*TASK TO CARRY OUT*:
Each line of the material below should be reproduced exactly.

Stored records
# # # #

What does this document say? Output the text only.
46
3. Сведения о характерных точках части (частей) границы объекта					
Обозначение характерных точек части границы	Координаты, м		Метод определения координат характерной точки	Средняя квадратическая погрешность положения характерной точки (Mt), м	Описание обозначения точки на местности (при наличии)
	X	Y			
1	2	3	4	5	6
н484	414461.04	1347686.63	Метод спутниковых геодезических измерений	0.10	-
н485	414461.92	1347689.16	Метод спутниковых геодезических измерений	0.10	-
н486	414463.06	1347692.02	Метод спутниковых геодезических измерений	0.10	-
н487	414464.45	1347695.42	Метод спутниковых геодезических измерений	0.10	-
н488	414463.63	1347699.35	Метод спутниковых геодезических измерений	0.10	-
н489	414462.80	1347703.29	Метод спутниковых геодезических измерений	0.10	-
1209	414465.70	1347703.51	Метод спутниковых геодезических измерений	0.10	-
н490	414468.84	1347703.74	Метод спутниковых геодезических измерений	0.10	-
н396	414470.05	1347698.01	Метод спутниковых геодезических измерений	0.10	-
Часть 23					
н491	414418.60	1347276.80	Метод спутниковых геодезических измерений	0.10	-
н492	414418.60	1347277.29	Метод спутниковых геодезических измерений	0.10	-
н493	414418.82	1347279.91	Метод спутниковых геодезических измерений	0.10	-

# # # #

*RESPONSE*:
What does this document say? Output the text only.
46
3. Сведения о характерных точках части (частей) границы объекта					
Обозначение характерных точек части границы	Координаты, м		Метод определения координат характерной точки	Средняя квадратическая погрешность положения характерной точки (Mt), м	Описание обозначения точки на местности (при наличии)
	X	Y			
1	2	3	4	5	6
н484	414461.04	1347686.63	Метод спутниковых геодезических измерений	0.10	-
н485	414461.92	1347689.16	Метод спутниковых геодезических измерений	0.10	-
н486	414463.06	1347692.02	Метод спутниковых геодезических измерений	0.10	-
н487	414464.45	1347695.42	Метод спутниковых геодезических измерений	0.10	-
н488	414463.63	1347699.35	Метод спутниковых геодезических измерений	0.10	-
н489	414462.80	1347703.29	Метод спутниковых геодезических измерений	0.10	-
1209	414465.70	1347703.51	Метод спутниковых геодезических измерений	0.10	-
н490	414468.84	1347703.74	Метод спутниковых геодезических измерений	0.10	-
н396	414470.05	1347698.01	Метод спутниковых геодезических измерений	0.10	-
Часть 23					
н491	414418.60	1347276.80	Метод спутниковых геодезических измерений	0.10	-
н492	414418.60	1347277.29	Метод спутниковых геодезических измерений	0.10	-
н493	414418.82	1347279.91	Метод спутниковых геодезических измерений	0.10	-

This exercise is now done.